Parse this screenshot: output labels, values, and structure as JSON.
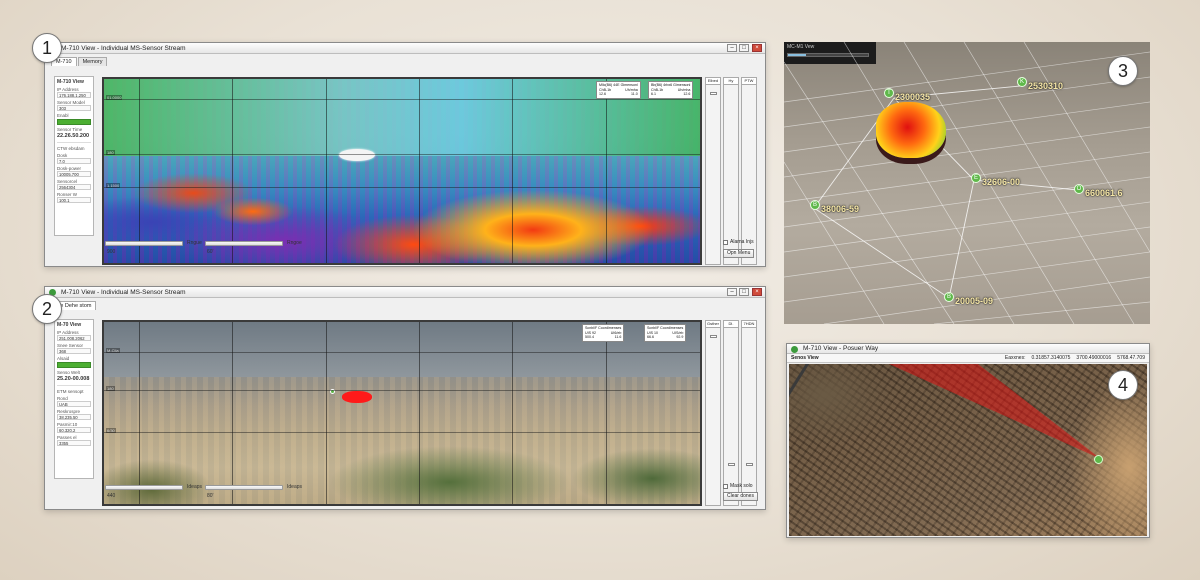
{
  "badges": [
    "1",
    "2",
    "3",
    "4"
  ],
  "window1": {
    "title": "M-710 View - Individual MS-Sensor Stream",
    "tabs": [
      "M-710",
      "Memory"
    ],
    "sidebar": {
      "title": "M-710 View",
      "ip_label": "IP Address",
      "ip_value": "176.188.1.250",
      "sensor_label": "Sensor Model",
      "sensor_value": "303",
      "status_label": "Enabl",
      "time_label": "Sensor Time",
      "time_value": "22.26.50.200",
      "section_title": "CTW ebsdam",
      "fields": [
        {
          "label": "Dosk",
          "value": "7.0"
        },
        {
          "label": "Dosk-power",
          "value": "10005.700"
        },
        {
          "label": "Sensorcel",
          "value": "2564304"
        },
        {
          "label": "Ronser W",
          "value": "100.1"
        }
      ]
    },
    "panel_ticks": [
      "01.0000",
      "180",
      "1.1500"
    ],
    "info_boxes": [
      {
        "title": "Mllc(B6) 44E Gimensonl",
        "cols": [
          "ChB-1b",
          "Uh/mha"
        ],
        "vals": [
          "12.6",
          "11.0"
        ]
      },
      {
        "title": "Bb(B6) 4rbx6 Gimensonl",
        "cols": [
          "ChB-1b",
          "Uh/mha"
        ],
        "vals": [
          "6.1",
          "12.6"
        ]
      }
    ],
    "right_cols": [
      "Elbed",
      "Hy",
      "PTW"
    ],
    "slider1_label": "Rngue",
    "slider1_value": "900",
    "slider2_label": "Rngoe",
    "slider2_value": "60'",
    "checkbox_label": "Alarna Injs",
    "button_label": "Opn Menu"
  },
  "window2": {
    "title": "M-710 View - Individual MS-Sensor Stream",
    "tabs": [
      "Ge Dehe stom"
    ],
    "sidebar": {
      "title": "M-70 View",
      "ip_label": "IP Address",
      "ip_value": "251.008.2062",
      "sensor_label": "Snee Sensor",
      "sensor_value": "368",
      "status_label": "Alsaid",
      "time_label": "Senso Welt",
      "time_value": "25.20-00.008",
      "section_title": "ETM sensopt",
      "fields": [
        {
          "label": "Rond",
          "value": "UAB"
        },
        {
          "label": "Reskrospre",
          "value": "38.235.50"
        },
        {
          "label": "Pasmir:10",
          "value": "60.320.2"
        },
        {
          "label": "Passes el",
          "value": "3355"
        }
      ]
    },
    "panel_ticks": [
      "M-Clla",
      "180",
      "6/30"
    ],
    "info_boxes": [
      {
        "title": "Scnbl/F Coordimenses",
        "cols": [
          "UIS 92",
          "UI6/eb"
        ],
        "vals": [
          "500.4",
          "11.6"
        ]
      },
      {
        "title": "Scnbl/F Coordimenses",
        "cols": [
          "UIS 10",
          "UIS/eb"
        ],
        "vals": [
          "66.6",
          "92.9"
        ]
      }
    ],
    "right_cols": [
      "Gsther",
      "Dl.",
      "7HDN"
    ],
    "slider1_label": "Ideaps",
    "slider1_value": "440",
    "slider2_label": "Ideaps",
    "slider2_value": "80'",
    "checkbox_label": "Mask solo",
    "button_label": "Clear dones"
  },
  "window3": {
    "title": "MC-M1 Vew",
    "pins": [
      {
        "letter": "T",
        "label": "2300035"
      },
      {
        "letter": "K",
        "label": "2530310"
      },
      {
        "letter": "E",
        "label": "32606-00"
      },
      {
        "letter": "O",
        "label": "660061.6"
      },
      {
        "letter": "B",
        "label": "38006-59"
      },
      {
        "letter": "B",
        "label": "20005-09"
      }
    ]
  },
  "window4": {
    "title": "M-710 View - Posuer Way",
    "header_left": "Senos View",
    "header_label": "Eaxxnes:",
    "coords": [
      "0.31857.3140075",
      "3700.49000016",
      "5768.47.709"
    ]
  },
  "colors": {
    "status_green": "#4caf32",
    "pin_green": "#5fb84a",
    "hotspot_red": "#e01010",
    "close_red": "#d04a3a"
  }
}
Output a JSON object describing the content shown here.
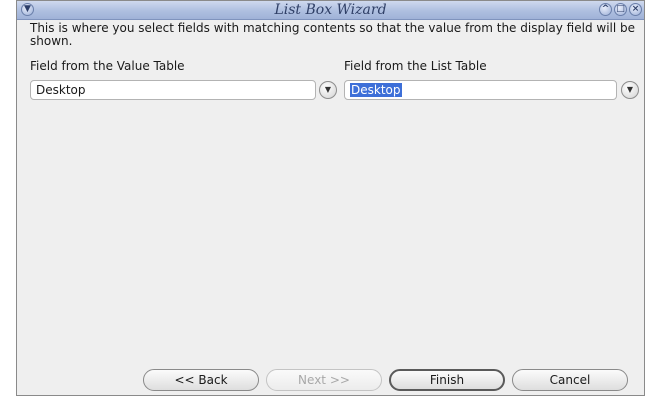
{
  "window": {
    "title": "List Box Wizard"
  },
  "description": "This is where you select fields with matching contents so that the value from the display field will be shown.",
  "value_table": {
    "label": "Field from the Value Table",
    "value": "Desktop"
  },
  "list_table": {
    "label": "Field from the List Table",
    "value": "Desktop"
  },
  "buttons": {
    "back": "<< Back",
    "next": "Next >>",
    "finish": "Finish",
    "cancel": "Cancel"
  },
  "colors": {
    "titlebar": "#aebfe0",
    "selection": "#3d6fd8",
    "panel": "#efefef"
  }
}
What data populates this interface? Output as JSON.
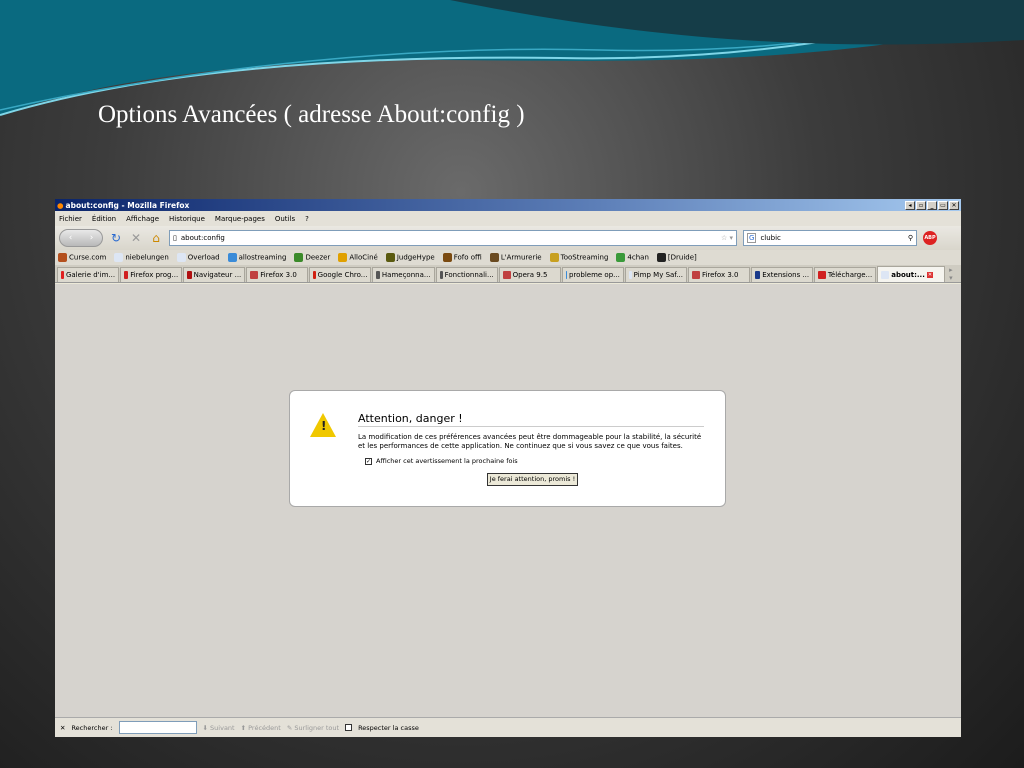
{
  "slide": {
    "title": "Options Avancées ( adresse About:config )"
  },
  "window": {
    "title": "about:config - Mozilla Firefox",
    "buttons": [
      "◂",
      "▫",
      "_",
      "▭",
      "✕"
    ]
  },
  "menu": [
    "Fichier",
    "Édition",
    "Affichage",
    "Historique",
    "Marque-pages",
    "Outils",
    "?"
  ],
  "nav": {
    "url": "about:config",
    "search_value": "clubic",
    "search_engine": "G",
    "adblock": "ABP"
  },
  "bookmarks": [
    {
      "label": "Curse.com",
      "color": "#b4501e"
    },
    {
      "label": "niebelungen",
      "color": "#dde6f4"
    },
    {
      "label": "Overload",
      "color": "#dde6f4"
    },
    {
      "label": "allostreaming",
      "color": "#3a8bd8"
    },
    {
      "label": "Deezer",
      "color": "#3b8a2a"
    },
    {
      "label": "AlloCiné",
      "color": "#e0a000"
    },
    {
      "label": "JudgeHype",
      "color": "#5a5a10"
    },
    {
      "label": "Fofo offi",
      "color": "#7a4a10"
    },
    {
      "label": "L'Armurerie",
      "color": "#6a4a20"
    },
    {
      "label": "TooStreaming",
      "color": "#c8a020"
    },
    {
      "label": "4chan",
      "color": "#3a9a3a"
    },
    {
      "label": "[Druide]",
      "color": "#222"
    }
  ],
  "tabs": [
    {
      "label": "Galerie d'im...",
      "color": "#e02020"
    },
    {
      "label": "Firefox prog...",
      "color": "#d02020"
    },
    {
      "label": "Navigateur ...",
      "color": "#b01010"
    },
    {
      "label": "Firefox 3.0",
      "color": "#c04040"
    },
    {
      "label": "Google Chro...",
      "color": "#d02010"
    },
    {
      "label": "Hameçonna...",
      "color": "#555"
    },
    {
      "label": "Fonctionnali...",
      "color": "#555"
    },
    {
      "label": "Opera 9.5",
      "color": "#c04040"
    },
    {
      "label": "probleme op...",
      "color": "#3a8bd8"
    },
    {
      "label": "Pimp My Saf...",
      "color": "#dde6f4"
    },
    {
      "label": "Firefox 3.0",
      "color": "#c04040"
    },
    {
      "label": "Extensions ...",
      "color": "#1a3a8a"
    },
    {
      "label": "Télécharge...",
      "color": "#d02020"
    },
    {
      "label": "about:...",
      "color": "#dde6f4",
      "active": true
    }
  ],
  "dialog": {
    "title": "Attention, danger !",
    "text": "La modification de ces préférences avancées peut être dommageable pour la stabilité, la sécurité et les performances de cette application. Ne continuez que si vous savez ce que vous faites.",
    "checkbox_label": "Afficher cet avertissement la prochaine fois",
    "checkbox_checked": true,
    "button": "Je ferai attention, promis !"
  },
  "findbar": {
    "label": "Rechercher :",
    "next": "Suivant",
    "prev": "Précédent",
    "highlight": "Surligner tout",
    "match_case": "Respecter la casse"
  }
}
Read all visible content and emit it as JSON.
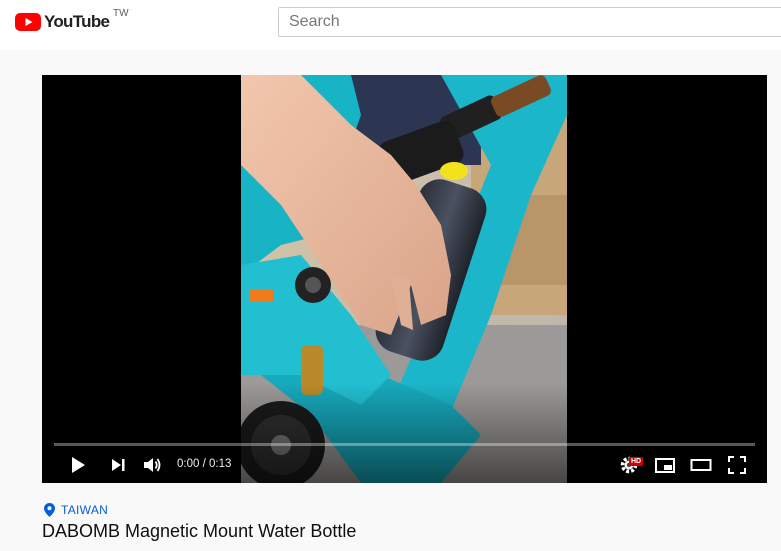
{
  "header": {
    "logo_text": "YouTube",
    "region": "TW",
    "search": {
      "placeholder": "Search",
      "value": ""
    }
  },
  "player": {
    "time_current": "0:00",
    "time_separator": " / ",
    "time_total": "0:13",
    "progress": 0.0,
    "hd_badge": "HD",
    "controls": [
      "play-icon",
      "next-icon",
      "volume-icon",
      "settings-icon",
      "miniplayer-icon",
      "theater-icon",
      "fullscreen-icon"
    ]
  },
  "video": {
    "location": "TAIWAN",
    "title": "DABOMB Magnetic Mount Water Bottle"
  },
  "colors": {
    "brand_red": "#ff0000",
    "link_blue": "#065fd4",
    "bike_teal": "#19b3c6"
  }
}
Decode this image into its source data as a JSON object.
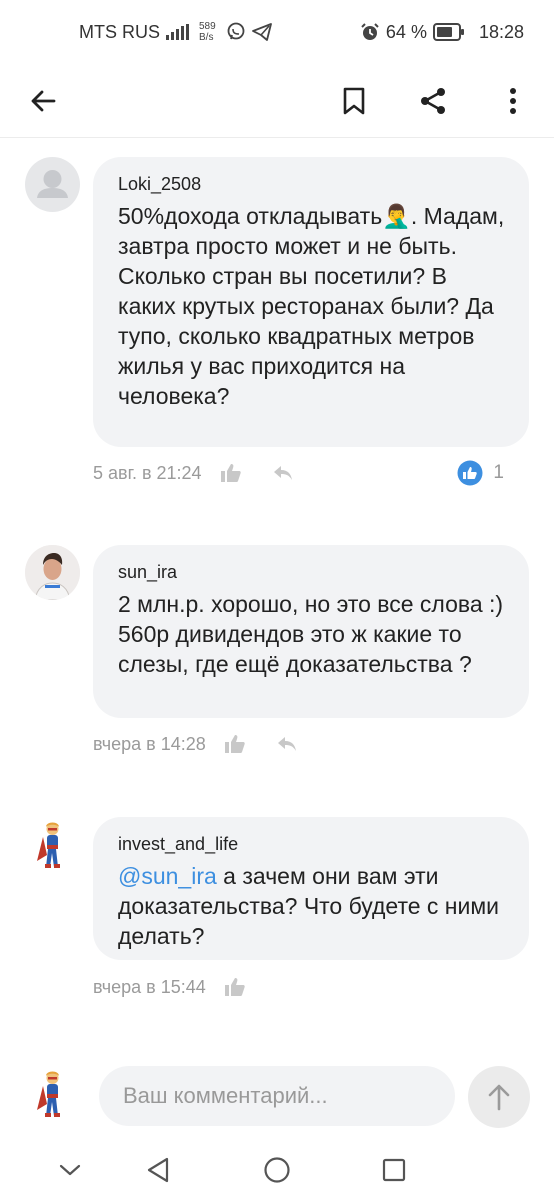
{
  "status_bar": {
    "carrier": "MTS RUS",
    "net_speed_value": "589",
    "net_speed_unit": "B/s",
    "battery_percent": "64 %",
    "time": "18:28"
  },
  "app_bar": {
    "back_icon": "arrow-left-icon",
    "bookmark_icon": "bookmark-icon",
    "share_icon": "share-icon",
    "more_icon": "more-vertical-icon"
  },
  "comments": [
    {
      "author": "Loki_2508",
      "text": "50%дохода откладывать🤦‍♂️. Мадам, завтра просто может и не быть. Сколько стран вы посетили? В каких крутых ресторанах были? Да тупо, сколько квадратных метров жилья у вас приходится на человека?",
      "timestamp": "5 авг. в 21:24",
      "likes": "1"
    },
    {
      "author": "sun_ira",
      "text": "2 млн.р. хорошо, но это все слова :) 560р дивидендов это ж какие то слезы, где ещё доказательства ?",
      "timestamp": "вчера в 14:28"
    },
    {
      "author": "invest_and_life",
      "mention": "@sun_ira",
      "text": " а зачем они вам эти доказательства? Что будете с ними делать?",
      "timestamp": "вчера в 15:44"
    }
  ],
  "composer": {
    "placeholder": "Ваш комментарий..."
  },
  "colors": {
    "bubble": "#f2f3f5",
    "mention": "#3d8fe0",
    "like_badge": "#3d8fe0"
  }
}
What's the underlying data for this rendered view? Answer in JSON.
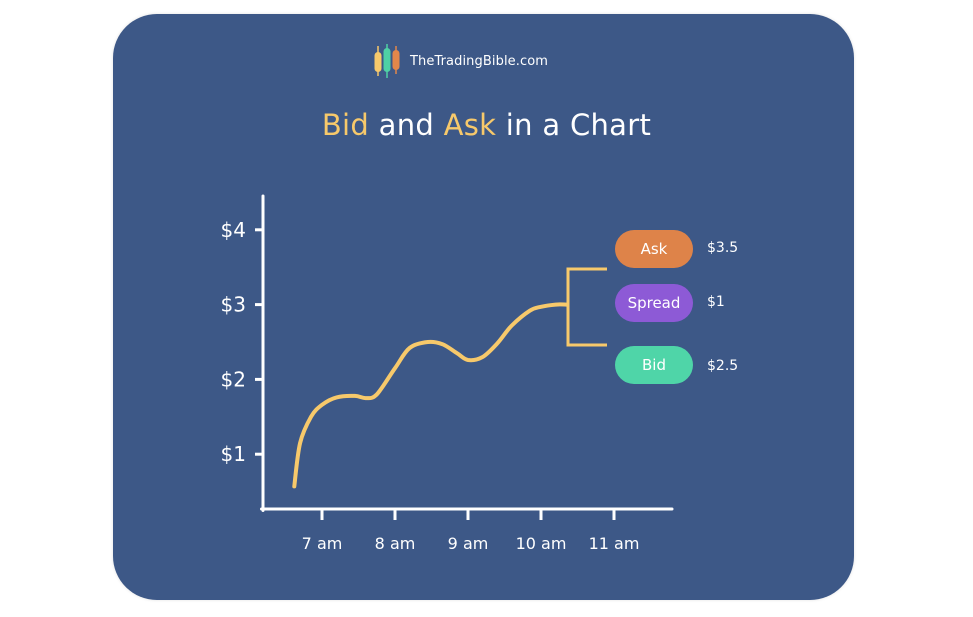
{
  "brand": {
    "name": "TheTradingBible.com",
    "logo_colors": [
      "#f7c96b",
      "#4fd1a5",
      "#e2874a"
    ]
  },
  "title": {
    "part1": "Bid",
    "part2": " and ",
    "part3": "Ask",
    "part4": " in a Chart"
  },
  "legend": [
    {
      "label": "Ask",
      "value": "$3.5",
      "color": "#de8349"
    },
    {
      "label": "Spread",
      "value": "$1",
      "color": "#8d5ad6"
    },
    {
      "label": "Bid",
      "value": "$2.5",
      "color": "#4fd5a8"
    }
  ],
  "colors": {
    "background": "#3d5887",
    "line": "#f7c96b",
    "axis": "#ffffff",
    "highlight": "#f7c96b"
  },
  "chart_data": {
    "type": "line",
    "x_categories": [
      "7 am",
      "8 am",
      "9 am",
      "10 am",
      "11 am"
    ],
    "y_ticks": [
      "$1",
      "$2",
      "$3",
      "$4"
    ],
    "ylim": [
      0,
      4.5
    ],
    "grid": false,
    "series": [
      {
        "x": [
          6.62,
          6.7,
          6.85,
          7.0,
          7.2,
          7.45,
          7.6,
          7.75,
          8.0,
          8.2,
          8.45,
          8.65,
          8.85,
          9.0,
          9.2,
          9.4,
          9.6,
          9.85,
          10.0,
          10.2,
          10.35
        ],
        "y": [
          0.57,
          1.15,
          1.5,
          1.66,
          1.76,
          1.78,
          1.75,
          1.8,
          2.15,
          2.42,
          2.5,
          2.47,
          2.35,
          2.26,
          2.3,
          2.48,
          2.72,
          2.92,
          2.97,
          3.0,
          3.0
        ]
      }
    ],
    "annotations": [
      {
        "label": "Ask",
        "value": "$3.5"
      },
      {
        "label": "Spread",
        "value": "$1"
      },
      {
        "label": "Bid",
        "value": "$2.5"
      }
    ]
  }
}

________________

Select from the material above each line in which the string "Ideaps" appears, and list those lines.

* _The solution_
    "slider1_label": "Ideaps",
    "slider2_label": "Ideaps",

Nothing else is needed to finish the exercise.